* _PROBLEM_: Quote the entries word for word. Omit the pictures.

* _INPUT MATERIAL_:
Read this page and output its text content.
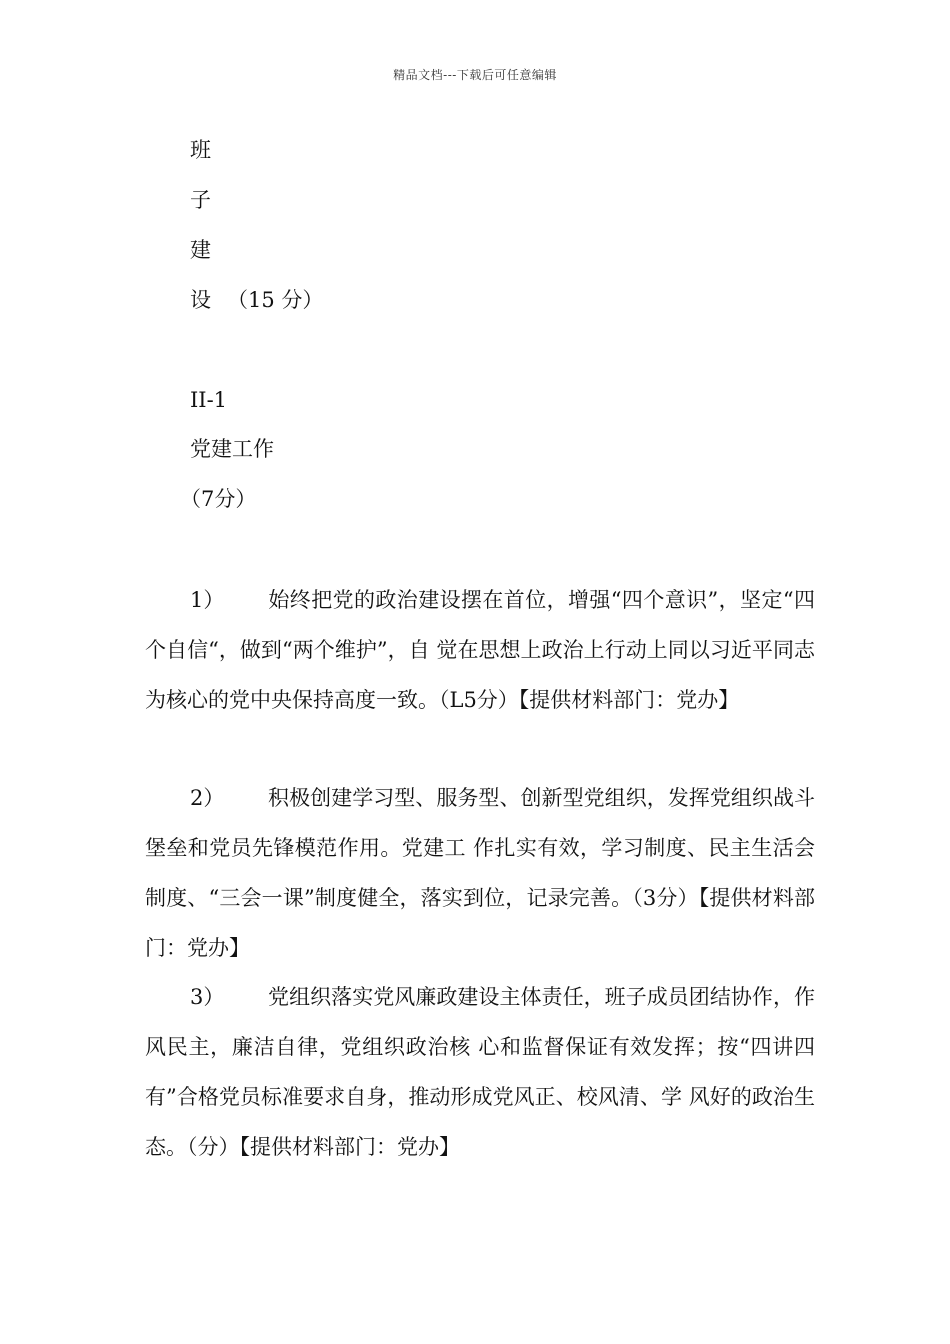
精品文档---下载后可任意编辑
班
子
建
设 （15 分）
II-1
党建工作
（7分）
1） 始终把党的政治建设摆在首位，增强“四个意识”，坚定“四个自信“，做到“两个维护”，自 觉在思想上政治上行动上同以习近平同志为核心的党中央保持高度一致。（L5分）【提供材料部门：党办】
2） 积极创建学习型、服务型、创新型党组织，发挥党组织战斗堡垒和党员先锋模范作用。党建工 作扎实有效，学习制度、民主生活会制度、“三会一课”制度健全，落实到位，记录完善。（3分）【提供材料部门：党办】
3） 党组织落实党风廉政建设主体责任，班子成员团结协作，作风民主，廉洁自律，党组织政治核 心和监督保证有效发挥；按“四讲四有”合格党员标准要求自身，推动形成党风正、校风清、学 风好的政治生态。（分）【提供材料部门：党办】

* _TASK SOLUTION_:
Read this page and output its text content.
精品文档---下载后可任意编辑
班
子
建
设 （15 分）
II-1
党建工作
（7分）
1） 始终把党的政治建设摆在首位，增强“四个意识”，坚定“四个自信“，做到“两个维护”，自 觉在思想上政治上行动上同以习近平同志为核心的党中央保持高度一致。（L5分）【提供材料部门：党办】
2） 积极创建学习型、服务型、创新型党组织，发挥党组织战斗堡垒和党员先锋模范作用。党建工 作扎实有效，学习制度、民主生活会制度、“三会一课”制度健全，落实到位，记录完善。（3分）【提供材料部门：党办】
3） 党组织落实党风廉政建设主体责任，班子成员团结协作，作风民主，廉洁自律，党组织政治核 心和监督保证有效发挥；按“四讲四有”合格党员标准要求自身，推动形成党风正、校风清、学 风好的政治生态。（分）【提供材料部门：党办】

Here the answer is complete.